— WHAT THIS TASK INVOLVES —
Please copy all the lines that follow, word for word.

★ ★ ★ ★ ★

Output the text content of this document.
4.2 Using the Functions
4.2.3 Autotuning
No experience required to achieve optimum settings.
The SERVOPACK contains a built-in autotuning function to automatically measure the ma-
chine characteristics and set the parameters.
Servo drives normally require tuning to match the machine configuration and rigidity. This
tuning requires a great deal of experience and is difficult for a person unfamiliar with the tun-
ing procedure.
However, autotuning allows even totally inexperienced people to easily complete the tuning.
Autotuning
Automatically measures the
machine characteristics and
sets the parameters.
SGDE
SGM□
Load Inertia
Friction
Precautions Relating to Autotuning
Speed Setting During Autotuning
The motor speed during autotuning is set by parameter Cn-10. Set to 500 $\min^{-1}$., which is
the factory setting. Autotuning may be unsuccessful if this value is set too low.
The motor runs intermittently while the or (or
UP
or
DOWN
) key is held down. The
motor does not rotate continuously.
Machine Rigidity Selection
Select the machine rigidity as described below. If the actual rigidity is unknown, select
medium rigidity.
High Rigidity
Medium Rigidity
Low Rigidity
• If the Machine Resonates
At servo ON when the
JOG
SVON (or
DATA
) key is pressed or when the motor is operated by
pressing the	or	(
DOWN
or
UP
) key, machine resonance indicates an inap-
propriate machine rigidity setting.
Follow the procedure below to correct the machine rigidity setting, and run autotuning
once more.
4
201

★ ★ ★ ★ ★

— OUTPUT FOR THIS EXERCISE —
Output the text content of this document.
4.2 Using the Functions
4.2.3 Autotuning
No experience required to achieve optimum settings.
The SERVOPACK contains a built-in autotuning function to automatically measure the ma-
chine characteristics and set the parameters.
Servo drives normally require tuning to match the machine configuration and rigidity. This
tuning requires a great deal of experience and is difficult for a person unfamiliar with the tun-
ing procedure.
However, autotuning allows even totally inexperienced people to easily complete the tuning.
Autotuning
Automatically measures the
machine characteristics and
sets the parameters.
SGDE
SGM□
Load Inertia
Friction
Precautions Relating to Autotuning
Speed Setting During Autotuning
The motor speed during autotuning is set by parameter Cn-10. Set to 500 $\min^{-1}$., which is
the factory setting. Autotuning may be unsuccessful if this value is set too low.
The motor runs intermittently while the or (or
UP
or
DOWN
) key is held down. The
motor does not rotate continuously.
Machine Rigidity Selection
Select the machine rigidity as described below. If the actual rigidity is unknown, select
medium rigidity.
High Rigidity
Medium Rigidity
Low Rigidity
• If the Machine Resonates
At servo ON when the
JOG
SVON (or
DATA
) key is pressed or when the motor is operated by
pressing the	or	(
DOWN
or
UP
) key, machine resonance indicates an inap-
propriate machine rigidity setting.
Follow the procedure below to correct the machine rigidity setting, and run autotuning
once more.
4
201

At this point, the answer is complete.